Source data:
★ ★ ★ ★ ★ ★ ★

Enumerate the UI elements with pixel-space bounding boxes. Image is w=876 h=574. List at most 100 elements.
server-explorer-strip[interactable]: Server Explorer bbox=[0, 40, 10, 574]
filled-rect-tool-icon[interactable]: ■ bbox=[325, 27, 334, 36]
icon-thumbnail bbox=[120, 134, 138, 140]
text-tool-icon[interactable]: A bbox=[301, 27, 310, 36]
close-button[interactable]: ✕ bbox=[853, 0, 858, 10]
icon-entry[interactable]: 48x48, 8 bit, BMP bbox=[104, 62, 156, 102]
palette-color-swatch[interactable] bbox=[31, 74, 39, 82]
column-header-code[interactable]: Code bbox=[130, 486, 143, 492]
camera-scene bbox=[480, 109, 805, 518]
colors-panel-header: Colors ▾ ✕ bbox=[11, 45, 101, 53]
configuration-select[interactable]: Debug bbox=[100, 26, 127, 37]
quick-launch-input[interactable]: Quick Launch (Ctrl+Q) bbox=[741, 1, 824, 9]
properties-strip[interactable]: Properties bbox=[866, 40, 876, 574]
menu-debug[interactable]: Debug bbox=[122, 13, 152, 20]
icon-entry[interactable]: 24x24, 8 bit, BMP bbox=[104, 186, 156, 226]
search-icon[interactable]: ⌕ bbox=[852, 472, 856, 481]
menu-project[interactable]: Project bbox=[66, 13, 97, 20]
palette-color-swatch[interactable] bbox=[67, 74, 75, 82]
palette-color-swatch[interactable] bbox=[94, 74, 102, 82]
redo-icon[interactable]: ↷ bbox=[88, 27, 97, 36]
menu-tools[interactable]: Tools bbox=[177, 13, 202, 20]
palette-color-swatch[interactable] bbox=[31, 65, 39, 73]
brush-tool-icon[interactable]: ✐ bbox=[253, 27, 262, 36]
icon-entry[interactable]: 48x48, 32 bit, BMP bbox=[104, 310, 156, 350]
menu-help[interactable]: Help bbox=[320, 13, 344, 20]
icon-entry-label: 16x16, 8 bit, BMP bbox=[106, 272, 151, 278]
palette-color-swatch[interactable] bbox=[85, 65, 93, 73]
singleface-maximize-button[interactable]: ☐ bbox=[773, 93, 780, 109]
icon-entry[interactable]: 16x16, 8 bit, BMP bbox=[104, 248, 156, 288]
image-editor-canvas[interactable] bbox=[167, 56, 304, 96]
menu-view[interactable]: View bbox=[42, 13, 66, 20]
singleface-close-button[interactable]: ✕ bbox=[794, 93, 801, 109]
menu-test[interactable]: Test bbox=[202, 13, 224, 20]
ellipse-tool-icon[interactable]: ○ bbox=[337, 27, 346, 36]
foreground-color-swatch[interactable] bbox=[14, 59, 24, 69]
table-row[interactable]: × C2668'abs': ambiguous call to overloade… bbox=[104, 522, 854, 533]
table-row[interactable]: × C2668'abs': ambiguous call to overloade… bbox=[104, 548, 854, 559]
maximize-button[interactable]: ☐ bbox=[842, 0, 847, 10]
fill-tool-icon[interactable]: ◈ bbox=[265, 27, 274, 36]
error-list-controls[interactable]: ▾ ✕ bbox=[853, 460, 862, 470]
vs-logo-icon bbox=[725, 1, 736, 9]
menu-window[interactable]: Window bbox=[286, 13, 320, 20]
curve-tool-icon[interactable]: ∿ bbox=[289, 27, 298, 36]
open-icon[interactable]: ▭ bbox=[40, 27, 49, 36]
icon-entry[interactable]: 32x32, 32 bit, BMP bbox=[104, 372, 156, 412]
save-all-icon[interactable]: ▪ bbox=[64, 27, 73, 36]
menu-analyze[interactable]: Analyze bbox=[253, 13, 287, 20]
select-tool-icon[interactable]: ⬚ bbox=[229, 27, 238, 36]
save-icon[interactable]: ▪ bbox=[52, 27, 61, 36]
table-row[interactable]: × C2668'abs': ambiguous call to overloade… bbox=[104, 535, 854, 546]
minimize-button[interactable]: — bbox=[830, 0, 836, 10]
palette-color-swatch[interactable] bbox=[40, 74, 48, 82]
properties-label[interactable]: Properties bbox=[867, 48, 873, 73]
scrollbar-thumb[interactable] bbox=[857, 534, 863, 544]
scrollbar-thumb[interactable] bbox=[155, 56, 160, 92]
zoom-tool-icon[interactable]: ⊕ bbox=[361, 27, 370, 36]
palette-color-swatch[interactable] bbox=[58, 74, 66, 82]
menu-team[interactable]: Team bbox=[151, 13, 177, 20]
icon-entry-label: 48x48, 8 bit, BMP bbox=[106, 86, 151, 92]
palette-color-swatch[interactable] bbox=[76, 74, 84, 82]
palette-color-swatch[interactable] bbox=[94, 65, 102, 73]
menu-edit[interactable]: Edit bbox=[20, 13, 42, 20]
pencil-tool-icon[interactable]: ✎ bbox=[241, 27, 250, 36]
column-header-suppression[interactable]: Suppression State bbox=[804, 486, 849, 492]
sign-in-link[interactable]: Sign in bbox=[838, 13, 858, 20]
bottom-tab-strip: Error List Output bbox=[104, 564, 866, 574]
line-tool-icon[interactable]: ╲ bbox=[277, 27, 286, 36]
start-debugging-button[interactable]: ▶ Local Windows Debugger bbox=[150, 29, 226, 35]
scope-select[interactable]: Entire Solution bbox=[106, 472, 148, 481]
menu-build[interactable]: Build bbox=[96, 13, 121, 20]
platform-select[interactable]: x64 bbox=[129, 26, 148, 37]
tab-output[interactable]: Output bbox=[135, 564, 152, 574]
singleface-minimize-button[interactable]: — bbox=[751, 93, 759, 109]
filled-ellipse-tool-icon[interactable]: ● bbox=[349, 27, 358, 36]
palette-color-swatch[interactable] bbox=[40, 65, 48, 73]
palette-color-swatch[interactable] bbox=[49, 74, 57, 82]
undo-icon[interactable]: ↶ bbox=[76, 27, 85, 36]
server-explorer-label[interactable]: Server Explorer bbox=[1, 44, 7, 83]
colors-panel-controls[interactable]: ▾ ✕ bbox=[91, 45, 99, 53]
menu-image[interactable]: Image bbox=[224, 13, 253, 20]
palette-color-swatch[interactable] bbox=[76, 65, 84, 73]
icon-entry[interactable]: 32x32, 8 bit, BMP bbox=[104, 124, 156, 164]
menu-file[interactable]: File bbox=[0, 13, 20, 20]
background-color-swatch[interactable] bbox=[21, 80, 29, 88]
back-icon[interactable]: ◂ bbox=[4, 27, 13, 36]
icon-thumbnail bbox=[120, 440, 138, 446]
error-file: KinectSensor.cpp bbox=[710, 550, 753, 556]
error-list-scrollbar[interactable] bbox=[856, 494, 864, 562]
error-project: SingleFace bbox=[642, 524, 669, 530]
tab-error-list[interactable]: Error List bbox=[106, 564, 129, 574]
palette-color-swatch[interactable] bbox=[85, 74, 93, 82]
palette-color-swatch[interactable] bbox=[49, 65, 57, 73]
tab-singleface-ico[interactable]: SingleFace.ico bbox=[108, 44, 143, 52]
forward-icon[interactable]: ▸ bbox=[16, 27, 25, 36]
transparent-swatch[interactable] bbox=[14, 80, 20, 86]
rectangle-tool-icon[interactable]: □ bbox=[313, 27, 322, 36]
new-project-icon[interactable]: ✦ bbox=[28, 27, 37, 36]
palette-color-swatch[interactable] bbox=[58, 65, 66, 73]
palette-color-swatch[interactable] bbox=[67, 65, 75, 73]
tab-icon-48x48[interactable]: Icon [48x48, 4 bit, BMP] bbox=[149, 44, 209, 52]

★ ★ ★ ★ ★ ★ ★

→ **GOAL**
Swap every "interactable" in the listing for "clickable" and write out all the lines again, leaving everything else as it is.

→ **TASK SOLUTION**
Enumerate the UI elements with pixel-space bounding boxes. Image is w=876 h=574. List at most 100 elements.
server-explorer-strip[clickable]: Server Explorer bbox=[0, 40, 10, 574]
filled-rect-tool-icon[clickable]: ■ bbox=[325, 27, 334, 36]
icon-thumbnail bbox=[120, 134, 138, 140]
text-tool-icon[clickable]: A bbox=[301, 27, 310, 36]
close-button[clickable]: ✕ bbox=[853, 0, 858, 10]
icon-entry[clickable]: 48x48, 8 bit, BMP bbox=[104, 62, 156, 102]
palette-color-swatch[clickable] bbox=[31, 74, 39, 82]
column-header-code[clickable]: Code bbox=[130, 486, 143, 492]
camera-scene bbox=[480, 109, 805, 518]
colors-panel-header: Colors ▾ ✕ bbox=[11, 45, 101, 53]
configuration-select[clickable]: Debug bbox=[100, 26, 127, 37]
quick-launch-input[clickable]: Quick Launch (Ctrl+Q) bbox=[741, 1, 824, 9]
properties-strip[clickable]: Properties bbox=[866, 40, 876, 574]
menu-debug[clickable]: Debug bbox=[122, 13, 152, 20]
icon-entry[clickable]: 24x24, 8 bit, BMP bbox=[104, 186, 156, 226]
search-icon[clickable]: ⌕ bbox=[852, 472, 856, 481]
menu-project[clickable]: Project bbox=[66, 13, 97, 20]
palette-color-swatch[clickable] bbox=[67, 74, 75, 82]
palette-color-swatch[clickable] bbox=[94, 74, 102, 82]
redo-icon[clickable]: ↷ bbox=[88, 27, 97, 36]
menu-tools[clickable]: Tools bbox=[177, 13, 202, 20]
palette-color-swatch[clickable] bbox=[31, 65, 39, 73]
brush-tool-icon[clickable]: ✐ bbox=[253, 27, 262, 36]
icon-entry[clickable]: 48x48, 32 bit, BMP bbox=[104, 310, 156, 350]
menu-help[clickable]: Help bbox=[320, 13, 344, 20]
icon-entry-label: 16x16, 8 bit, BMP bbox=[106, 272, 151, 278]
palette-color-swatch[clickable] bbox=[85, 65, 93, 73]
singleface-maximize-button[clickable]: ☐ bbox=[773, 93, 780, 109]
icon-entry[clickable]: 16x16, 8 bit, BMP bbox=[104, 248, 156, 288]
image-editor-canvas[clickable] bbox=[167, 56, 304, 96]
menu-view[clickable]: View bbox=[42, 13, 66, 20]
singleface-close-button[clickable]: ✕ bbox=[794, 93, 801, 109]
menu-test[clickable]: Test bbox=[202, 13, 224, 20]
ellipse-tool-icon[clickable]: ○ bbox=[337, 27, 346, 36]
foreground-color-swatch[clickable] bbox=[14, 59, 24, 69]
table-row[clickable]: × C2668'abs': ambiguous call to overloade… bbox=[104, 522, 854, 533]
table-row[clickable]: × C2668'abs': ambiguous call to overloade… bbox=[104, 548, 854, 559]
maximize-button[clickable]: ☐ bbox=[842, 0, 847, 10]
fill-tool-icon[clickable]: ◈ bbox=[265, 27, 274, 36]
error-list-controls[clickable]: ▾ ✕ bbox=[853, 460, 862, 470]
vs-logo-icon bbox=[725, 1, 736, 9]
menu-window[clickable]: Window bbox=[286, 13, 320, 20]
curve-tool-icon[clickable]: ∿ bbox=[289, 27, 298, 36]
open-icon[clickable]: ▭ bbox=[40, 27, 49, 36]
icon-entry[clickable]: 32x32, 32 bit, BMP bbox=[104, 372, 156, 412]
save-all-icon[clickable]: ▪ bbox=[64, 27, 73, 36]
menu-analyze[clickable]: Analyze bbox=[253, 13, 287, 20]
select-tool-icon[clickable]: ⬚ bbox=[229, 27, 238, 36]
save-icon[clickable]: ▪ bbox=[52, 27, 61, 36]
table-row[clickable]: × C2668'abs': ambiguous call to overloade… bbox=[104, 535, 854, 546]
minimize-button[clickable]: — bbox=[830, 0, 836, 10]
palette-color-swatch[clickable] bbox=[40, 74, 48, 82]
properties-label[clickable]: Properties bbox=[867, 48, 873, 73]
scrollbar-thumb[clickable] bbox=[857, 534, 863, 544]
scrollbar-thumb[clickable] bbox=[155, 56, 160, 92]
zoom-tool-icon[clickable]: ⊕ bbox=[361, 27, 370, 36]
palette-color-swatch[clickable] bbox=[58, 74, 66, 82]
menu-team[clickable]: Team bbox=[151, 13, 177, 20]
icon-entry-label: 48x48, 8 bit, BMP bbox=[106, 86, 151, 92]
palette-color-swatch[clickable] bbox=[76, 74, 84, 82]
palette-color-swatch[clickable] bbox=[94, 65, 102, 73]
menu-edit[clickable]: Edit bbox=[20, 13, 42, 20]
pencil-tool-icon[clickable]: ✎ bbox=[241, 27, 250, 36]
column-header-suppression[clickable]: Suppression State bbox=[804, 486, 849, 492]
sign-in-link[clickable]: Sign in bbox=[838, 13, 858, 20]
bottom-tab-strip: Error List Output bbox=[104, 564, 866, 574]
line-tool-icon[clickable]: ╲ bbox=[277, 27, 286, 36]
start-debugging-button[clickable]: ▶ Local Windows Debugger bbox=[150, 29, 226, 35]
scope-select[clickable]: Entire Solution bbox=[106, 472, 148, 481]
menu-build[clickable]: Build bbox=[96, 13, 121, 20]
platform-select[clickable]: x64 bbox=[129, 26, 148, 37]
tab-output[clickable]: Output bbox=[135, 564, 152, 574]
singleface-minimize-button[clickable]: — bbox=[751, 93, 759, 109]
filled-ellipse-tool-icon[clickable]: ● bbox=[349, 27, 358, 36]
palette-color-swatch[clickable] bbox=[40, 65, 48, 73]
palette-color-swatch[clickable] bbox=[49, 74, 57, 82]
undo-icon[clickable]: ↶ bbox=[76, 27, 85, 36]
server-explorer-label[clickable]: Server Explorer bbox=[1, 44, 7, 83]
colors-panel-controls[clickable]: ▾ ✕ bbox=[91, 45, 99, 53]
menu-image[clickable]: Image bbox=[224, 13, 253, 20]
palette-color-swatch[clickable] bbox=[76, 65, 84, 73]
icon-entry[clickable]: 32x32, 8 bit, BMP bbox=[104, 124, 156, 164]
menu-file[clickable]: File bbox=[0, 13, 20, 20]
background-color-swatch[clickable] bbox=[21, 80, 29, 88]
back-icon[clickable]: ◂ bbox=[4, 27, 13, 36]
icon-thumbnail bbox=[120, 440, 138, 446]
error-file: KinectSensor.cpp bbox=[710, 550, 753, 556]
error-list-scrollbar[clickable] bbox=[856, 494, 864, 562]
error-project: SingleFace bbox=[642, 524, 669, 530]
tab-error-list[clickable]: Error List bbox=[106, 564, 129, 574]
palette-color-swatch[clickable] bbox=[85, 74, 93, 82]
palette-color-swatch[clickable] bbox=[49, 65, 57, 73]
tab-singleface-ico[clickable]: SingleFace.ico bbox=[108, 44, 143, 52]
forward-icon[clickable]: ▸ bbox=[16, 27, 25, 36]
transparent-swatch[clickable] bbox=[14, 80, 20, 86]
rectangle-tool-icon[clickable]: □ bbox=[313, 27, 322, 36]
new-project-icon[clickable]: ✦ bbox=[28, 27, 37, 36]
palette-color-swatch[clickable] bbox=[58, 65, 66, 73]
palette-color-swatch[clickable] bbox=[67, 65, 75, 73]
tab-icon-48x48[clickable]: Icon [48x48, 4 bit, BMP] bbox=[149, 44, 209, 52]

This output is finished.